* START SUPPLIED RECORDS *

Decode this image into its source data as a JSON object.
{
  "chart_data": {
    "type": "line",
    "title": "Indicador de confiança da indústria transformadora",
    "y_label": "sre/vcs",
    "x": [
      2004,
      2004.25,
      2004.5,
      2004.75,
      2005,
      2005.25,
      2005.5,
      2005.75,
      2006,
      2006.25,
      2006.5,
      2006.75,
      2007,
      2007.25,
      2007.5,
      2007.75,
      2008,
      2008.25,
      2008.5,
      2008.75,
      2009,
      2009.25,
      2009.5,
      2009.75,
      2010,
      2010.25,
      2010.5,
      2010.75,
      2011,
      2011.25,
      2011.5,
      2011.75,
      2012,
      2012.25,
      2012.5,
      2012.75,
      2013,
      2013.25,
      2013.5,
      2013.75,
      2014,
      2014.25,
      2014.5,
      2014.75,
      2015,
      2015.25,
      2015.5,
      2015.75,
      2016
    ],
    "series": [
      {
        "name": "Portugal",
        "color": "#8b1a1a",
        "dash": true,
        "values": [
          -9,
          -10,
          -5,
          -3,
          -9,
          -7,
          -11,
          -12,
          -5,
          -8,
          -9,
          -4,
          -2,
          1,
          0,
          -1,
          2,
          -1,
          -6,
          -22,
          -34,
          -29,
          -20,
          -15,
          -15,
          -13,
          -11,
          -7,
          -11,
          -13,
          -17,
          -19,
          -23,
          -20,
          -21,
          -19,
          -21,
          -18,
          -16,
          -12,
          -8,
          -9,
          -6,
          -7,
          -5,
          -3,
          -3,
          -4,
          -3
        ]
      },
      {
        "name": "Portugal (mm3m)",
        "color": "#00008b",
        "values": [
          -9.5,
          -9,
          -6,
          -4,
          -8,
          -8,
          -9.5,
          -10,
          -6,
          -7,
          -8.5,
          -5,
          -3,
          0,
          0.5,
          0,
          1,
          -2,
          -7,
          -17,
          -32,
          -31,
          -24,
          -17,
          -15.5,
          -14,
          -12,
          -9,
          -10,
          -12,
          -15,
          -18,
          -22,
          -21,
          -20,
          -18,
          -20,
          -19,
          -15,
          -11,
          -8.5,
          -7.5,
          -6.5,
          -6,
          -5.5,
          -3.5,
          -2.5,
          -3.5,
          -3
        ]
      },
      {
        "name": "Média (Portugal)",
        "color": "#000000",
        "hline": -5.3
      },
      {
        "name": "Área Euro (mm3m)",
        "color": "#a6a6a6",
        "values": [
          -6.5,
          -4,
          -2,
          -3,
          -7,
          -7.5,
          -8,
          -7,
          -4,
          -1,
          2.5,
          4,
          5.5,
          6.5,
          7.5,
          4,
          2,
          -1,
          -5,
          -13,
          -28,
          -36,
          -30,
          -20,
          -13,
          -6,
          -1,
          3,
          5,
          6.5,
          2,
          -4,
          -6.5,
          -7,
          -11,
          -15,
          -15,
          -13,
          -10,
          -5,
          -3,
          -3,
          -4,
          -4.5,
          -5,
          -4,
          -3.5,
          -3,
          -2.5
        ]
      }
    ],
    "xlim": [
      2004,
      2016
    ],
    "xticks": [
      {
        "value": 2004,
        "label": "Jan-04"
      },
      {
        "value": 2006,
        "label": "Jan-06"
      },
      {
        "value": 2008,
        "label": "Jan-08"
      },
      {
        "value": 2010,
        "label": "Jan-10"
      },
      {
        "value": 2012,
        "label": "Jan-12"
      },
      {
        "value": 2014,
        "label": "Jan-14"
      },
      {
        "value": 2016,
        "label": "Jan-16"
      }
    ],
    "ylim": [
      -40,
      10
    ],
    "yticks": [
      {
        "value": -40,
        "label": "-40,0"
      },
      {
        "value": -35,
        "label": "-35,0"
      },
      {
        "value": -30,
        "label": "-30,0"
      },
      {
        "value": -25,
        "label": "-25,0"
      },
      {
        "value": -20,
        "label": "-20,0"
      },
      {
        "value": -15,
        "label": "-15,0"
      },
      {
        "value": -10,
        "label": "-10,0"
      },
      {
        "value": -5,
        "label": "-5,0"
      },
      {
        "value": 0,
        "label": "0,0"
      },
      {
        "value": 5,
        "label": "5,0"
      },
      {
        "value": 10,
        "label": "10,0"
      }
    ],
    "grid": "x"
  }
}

* END SUPPLIED RECORDS *

Pull every line containing "color" out of the data above.

        "color": "#8b1a1a",
        "color": "#00008b",
        "color": "#000000",
        "color": "#a6a6a6",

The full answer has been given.